## [The request]
Output the entries below exactly as written, omitting pictures.

[START OF Entries provided]

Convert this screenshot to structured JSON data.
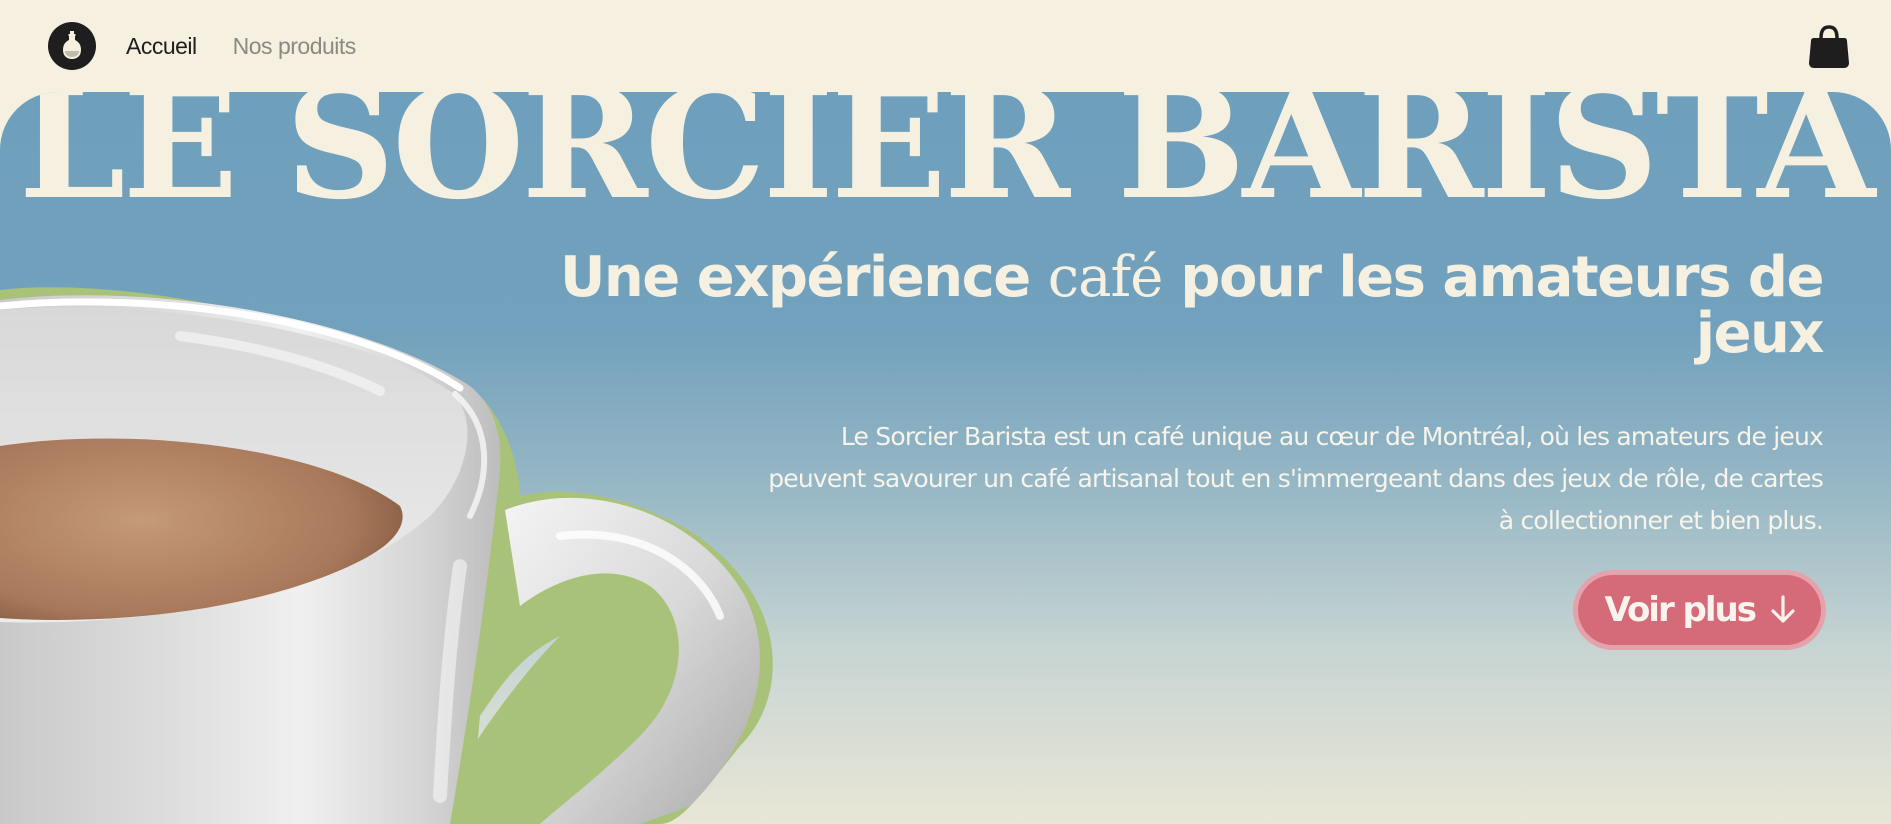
{
  "nav": {
    "logo_icon": "potion-bottle-icon",
    "links": [
      {
        "label": "Accueil",
        "active": true
      },
      {
        "label": "Nos produits",
        "active": false
      }
    ],
    "cart_icon": "shopping-bag-icon"
  },
  "hero": {
    "title": "LE SORCIER BARISTA",
    "headline_part1": "Une expérience ",
    "headline_serif": "café",
    "headline_part2": " pour les amateurs de jeux",
    "description": "Le Sorcier Barista est un café unique au cœur de Montréal, où les amateurs de jeux peuvent savourer un café artisanal tout en s'immergeant dans des jeux de rôle, de cartes à collectionner et bien plus.",
    "cta_label": "Voir plus",
    "cta_icon": "arrow-down-icon",
    "image": "coffee-cup-image"
  },
  "colors": {
    "background": "#f6f0e0",
    "hero_top": "#6e9fbc",
    "hero_bottom": "#e8e6d6",
    "cta": "#d56a78",
    "cup_outline": "#a9c27a",
    "text_dark": "#1e1e1e"
  }
}
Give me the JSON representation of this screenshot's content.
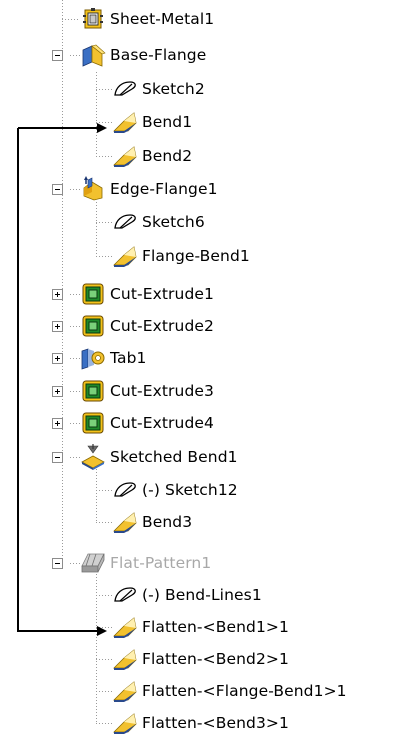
{
  "tree": {
    "items": [
      {
        "label": "Sheet-Metal1",
        "icon": "sheet-metal-icon",
        "expandable": false
      },
      {
        "label": "Base-Flange",
        "icon": "base-flange-icon",
        "expandable": true,
        "expanded": true
      },
      {
        "label": "Sketch2",
        "icon": "sketch-icon",
        "expandable": false
      },
      {
        "label": "Bend1",
        "icon": "bend-icon",
        "expandable": false
      },
      {
        "label": "Bend2",
        "icon": "bend-icon",
        "expandable": false
      },
      {
        "label": "Edge-Flange1",
        "icon": "edge-flange-icon",
        "expandable": true,
        "expanded": true
      },
      {
        "label": "Sketch6",
        "icon": "sketch-icon",
        "expandable": false
      },
      {
        "label": "Flange-Bend1",
        "icon": "bend-icon",
        "expandable": false
      },
      {
        "label": "Cut-Extrude1",
        "icon": "cut-extrude-icon",
        "expandable": true,
        "expanded": false
      },
      {
        "label": "Cut-Extrude2",
        "icon": "cut-extrude-icon",
        "expandable": true,
        "expanded": false
      },
      {
        "label": "Tab1",
        "icon": "tab-icon",
        "expandable": true,
        "expanded": false
      },
      {
        "label": "Cut-Extrude3",
        "icon": "cut-extrude-icon",
        "expandable": true,
        "expanded": false
      },
      {
        "label": "Cut-Extrude4",
        "icon": "cut-extrude-icon",
        "expandable": true,
        "expanded": false
      },
      {
        "label": "Sketched Bend1",
        "icon": "sketched-bend-icon",
        "expandable": true,
        "expanded": true
      },
      {
        "label": "(-) Sketch12",
        "icon": "sketch-icon",
        "expandable": false
      },
      {
        "label": "Bend3",
        "icon": "bend-icon",
        "expandable": false
      },
      {
        "label": "Flat-Pattern1",
        "icon": "flat-pattern-icon",
        "expandable": true,
        "expanded": true,
        "suppressed": true
      },
      {
        "label": "(-) Bend-Lines1",
        "icon": "sketch-icon",
        "expandable": false
      },
      {
        "label": "Flatten-<Bend1>1",
        "icon": "bend-icon",
        "expandable": false
      },
      {
        "label": "Flatten-<Bend2>1",
        "icon": "bend-icon",
        "expandable": false
      },
      {
        "label": "Flatten-<Flange-Bend1>1",
        "icon": "bend-icon",
        "expandable": false
      },
      {
        "label": "Flatten-<Bend3>1",
        "icon": "bend-icon",
        "expandable": false
      }
    ]
  },
  "colors": {
    "arrow": "#000000",
    "dotted_line": "#9a9a9a",
    "suppressed_text": "#a8a8a8",
    "bend_yellow": "#f2c12e",
    "bend_blue": "#2a4a8c",
    "cut_extrude_yellow": "#f4c21a",
    "cut_extrude_green": "#1f8a2a"
  },
  "annotation": {
    "type": "arrow",
    "from": "Bend1",
    "to": "Flatten-<Bend1>1"
  }
}
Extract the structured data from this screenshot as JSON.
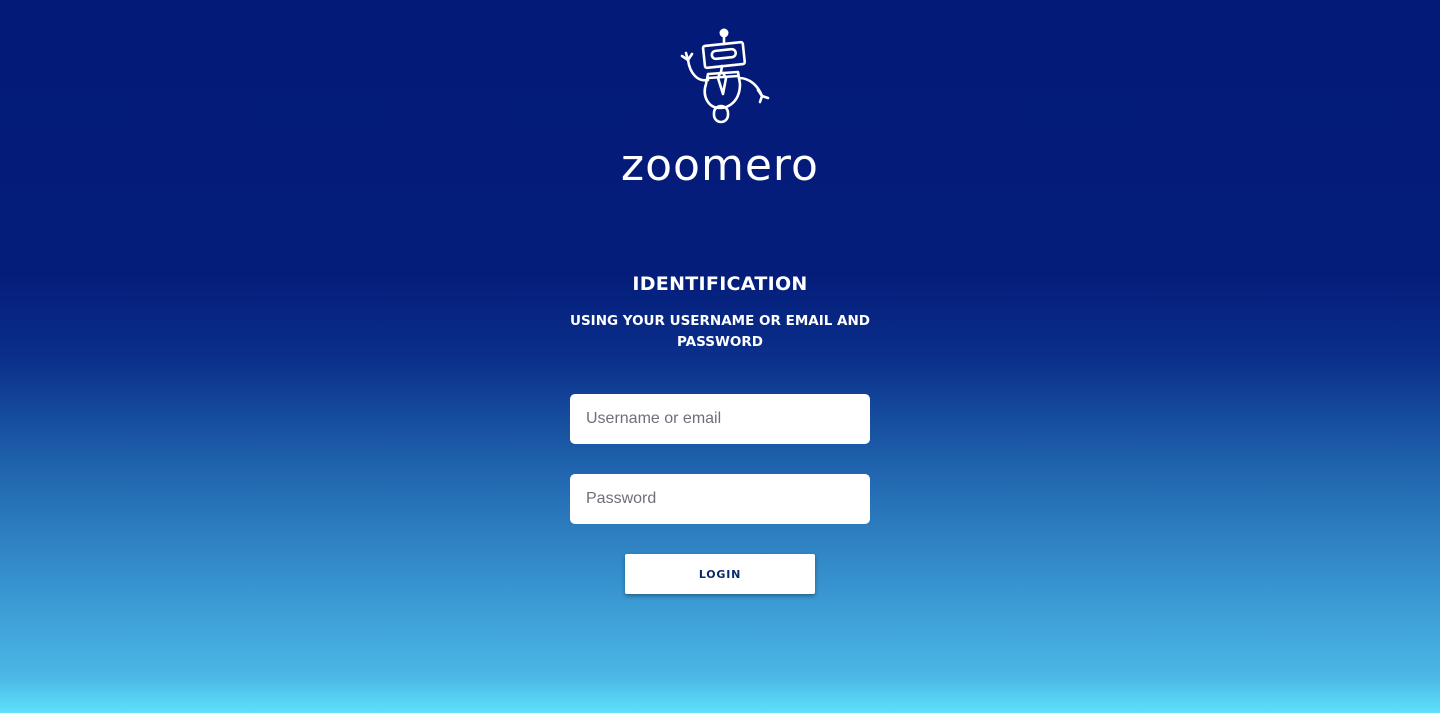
{
  "brand": {
    "logo_icon": "robot-icon",
    "name": "zoomero"
  },
  "login": {
    "heading": "IDENTIFICATION",
    "subheading": "USING YOUR USERNAME OR EMAIL AND PASSWORD",
    "username": {
      "placeholder": "Username or email",
      "value": ""
    },
    "password": {
      "placeholder": "Password",
      "value": ""
    },
    "login_label": "LOGIN"
  },
  "colors": {
    "background_top": "#031a78",
    "background_bottom": "#5fe0fb",
    "text": "#ffffff",
    "button_text": "#0a2a6e"
  }
}
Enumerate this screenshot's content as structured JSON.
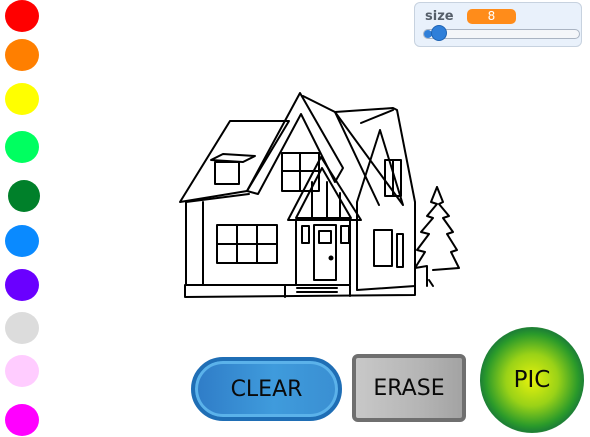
{
  "palette": [
    {
      "name": "red",
      "color": "#ff0000"
    },
    {
      "name": "orange",
      "color": "#ff7f00"
    },
    {
      "name": "yellow",
      "color": "#ffff00"
    },
    {
      "name": "light-green",
      "color": "#00ff60"
    },
    {
      "name": "dark-green",
      "color": "#00802a"
    },
    {
      "name": "blue",
      "color": "#0a8aff"
    },
    {
      "name": "violet",
      "color": "#6a00ff"
    },
    {
      "name": "light-gray",
      "color": "#dcdcdc"
    },
    {
      "name": "pink",
      "color": "#ffccff"
    },
    {
      "name": "magenta",
      "color": "#ff00ff"
    }
  ],
  "size_control": {
    "label": "size",
    "value": "8",
    "slider_level_percent": 5
  },
  "buttons": {
    "clear": "CLEAR",
    "erase": "ERASE",
    "pic": "PIC"
  },
  "colors": {
    "clear_button": "#3a8fd2",
    "erase_button": "#b5b5b5",
    "pic_button": "#2a9a2a",
    "size_value_bg": "#ff8c1a",
    "slider": "#2f7fd9"
  }
}
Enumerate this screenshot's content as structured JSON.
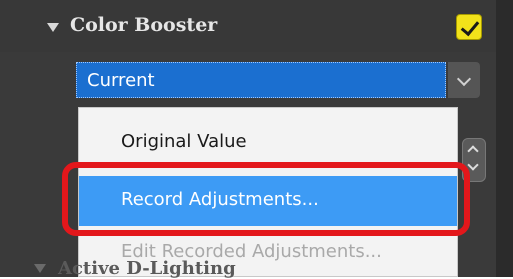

[END OF Entries provided]

## [Solution to the problem]
Convert this screenshot to structured JSON data.
{
  "nav": {
    "logo_icon": "potion-bottle-icon",
    "links": [
      {
        "label": "Accueil",
        "active": true
      },
      {
        "label": "Nos produits",
        "active": false
      }
    ],
    "cart_icon": "shopping-bag-icon"
  },
  "hero": {
    "title": "LE SORCIER BARISTA",
    "headline_part1": "Une expérience ",
    "headline_serif": "café",
    "headline_part2": " pour les amateurs de jeux",
    "description": "Le Sorcier Barista est un café unique au cœur de Montréal, où les amateurs de jeux peuvent savourer un café artisanal tout en s'immergeant dans des jeux de rôle, de cartes à collectionner et bien plus.",
    "cta_label": "Voir plus",
    "cta_icon": "arrow-down-icon",
    "image": "coffee-cup-image"
  },
  "colors": {
    "background": "#f6f0e0",
    "hero_top": "#6e9fbc",
    "hero_bottom": "#e8e6d6",
    "cta": "#d56a78",
    "cup_outline": "#a9c27a",
    "text_dark": "#1e1e1e"
  }
}
Give me the JSON representation of this screenshot's content.
{
  "tree": {
    "items": [
      {
        "label": "Sheet-Metal1",
        "icon": "sheet-metal-icon",
        "expandable": false
      },
      {
        "label": "Base-Flange",
        "icon": "base-flange-icon",
        "expandable": true,
        "expanded": true
      },
      {
        "label": "Sketch2",
        "icon": "sketch-icon",
        "expandable": false
      },
      {
        "label": "Bend1",
        "icon": "bend-icon",
        "expandable": false
      },
      {
        "label": "Bend2",
        "icon": "bend-icon",
        "expandable": false
      },
      {
        "label": "Edge-Flange1",
        "icon": "edge-flange-icon",
        "expandable": true,
        "expanded": true
      },
      {
        "label": "Sketch6",
        "icon": "sketch-icon",
        "expandable": false
      },
      {
        "label": "Flange-Bend1",
        "icon": "bend-icon",
        "expandable": false
      },
      {
        "label": "Cut-Extrude1",
        "icon": "cut-extrude-icon",
        "expandable": true,
        "expanded": false
      },
      {
        "label": "Cut-Extrude2",
        "icon": "cut-extrude-icon",
        "expandable": true,
        "expanded": false
      },
      {
        "label": "Tab1",
        "icon": "tab-icon",
        "expandable": true,
        "expanded": false
      },
      {
        "label": "Cut-Extrude3",
        "icon": "cut-extrude-icon",
        "expandable": true,
        "expanded": false
      },
      {
        "label": "Cut-Extrude4",
        "icon": "cut-extrude-icon",
        "expandable": true,
        "expanded": false
      },
      {
        "label": "Sketched Bend1",
        "icon": "sketched-bend-icon",
        "expandable": true,
        "expanded": true
      },
      {
        "label": "(-) Sketch12",
        "icon": "sketch-icon",
        "expandable": false
      },
      {
        "label": "Bend3",
        "icon": "bend-icon",
        "expandable": false
      },
      {
        "label": "Flat-Pattern1",
        "icon": "flat-pattern-icon",
        "expandable": true,
        "expanded": true,
        "suppressed": true
      },
      {
        "label": "(-) Bend-Lines1",
        "icon": "sketch-icon",
        "expandable": false
      },
      {
        "label": "Flatten-<Bend1>1",
        "icon": "bend-icon",
        "expandable": false
      },
      {
        "label": "Flatten-<Bend2>1",
        "icon": "bend-icon",
        "expandable": false
      },
      {
        "label": "Flatten-<Flange-Bend1>1",
        "icon": "bend-icon",
        "expandable": false
      },
      {
        "label": "Flatten-<Bend3>1",
        "icon": "bend-icon",
        "expandable": false
      }
    ]
  },
  "colors": {
    "arrow": "#000000",
    "dotted_line": "#9a9a9a",
    "suppressed_text": "#a8a8a8",
    "bend_yellow": "#f2c12e",
    "bend_blue": "#2a4a8c",
    "cut_extrude_yellow": "#f4c21a",
    "cut_extrude_green": "#1f8a2a"
  },
  "annotation": {
    "type": "arrow",
    "from": "Bend1",
    "to": "Flatten-<Bend1>1"
  }
}
Extract the structured data from this screenshot as JSON.
{
  "brand": {
    "logo_icon": "robot-icon",
    "name": "zoomero"
  },
  "login": {
    "heading": "IDENTIFICATION",
    "subheading": "USING YOUR USERNAME OR EMAIL AND PASSWORD",
    "username": {
      "placeholder": "Username or email",
      "value": ""
    },
    "password": {
      "placeholder": "Password",
      "value": ""
    },
    "login_label": "LOGIN"
  },
  "colors": {
    "background_top": "#031a78",
    "background_bottom": "#5fe0fb",
    "text": "#ffffff",
    "button_text": "#0a2a6e"
  }
}
Enumerate this screenshot's content as structured JSON.
{
  "palette": [
    {
      "name": "red",
      "color": "#ff0000"
    },
    {
      "name": "orange",
      "color": "#ff7f00"
    },
    {
      "name": "yellow",
      "color": "#ffff00"
    },
    {
      "name": "light-green",
      "color": "#00ff60"
    },
    {
      "name": "dark-green",
      "color": "#00802a"
    },
    {
      "name": "blue",
      "color": "#0a8aff"
    },
    {
      "name": "violet",
      "color": "#6a00ff"
    },
    {
      "name": "light-gray",
      "color": "#dcdcdc"
    },
    {
      "name": "pink",
      "color": "#ffccff"
    },
    {
      "name": "magenta",
      "color": "#ff00ff"
    }
  ],
  "size_control": {
    "label": "size",
    "value": "8",
    "slider_level_percent": 5
  },
  "buttons": {
    "clear": "CLEAR",
    "erase": "ERASE",
    "pic": "PIC"
  },
  "colors": {
    "clear_button": "#3a8fd2",
    "erase_button": "#b5b5b5",
    "pic_button": "#2a9a2a",
    "size_value_bg": "#ff8c1a",
    "slider": "#2f7fd9"
  }
}
Enumerate this screenshot's content as structured JSON.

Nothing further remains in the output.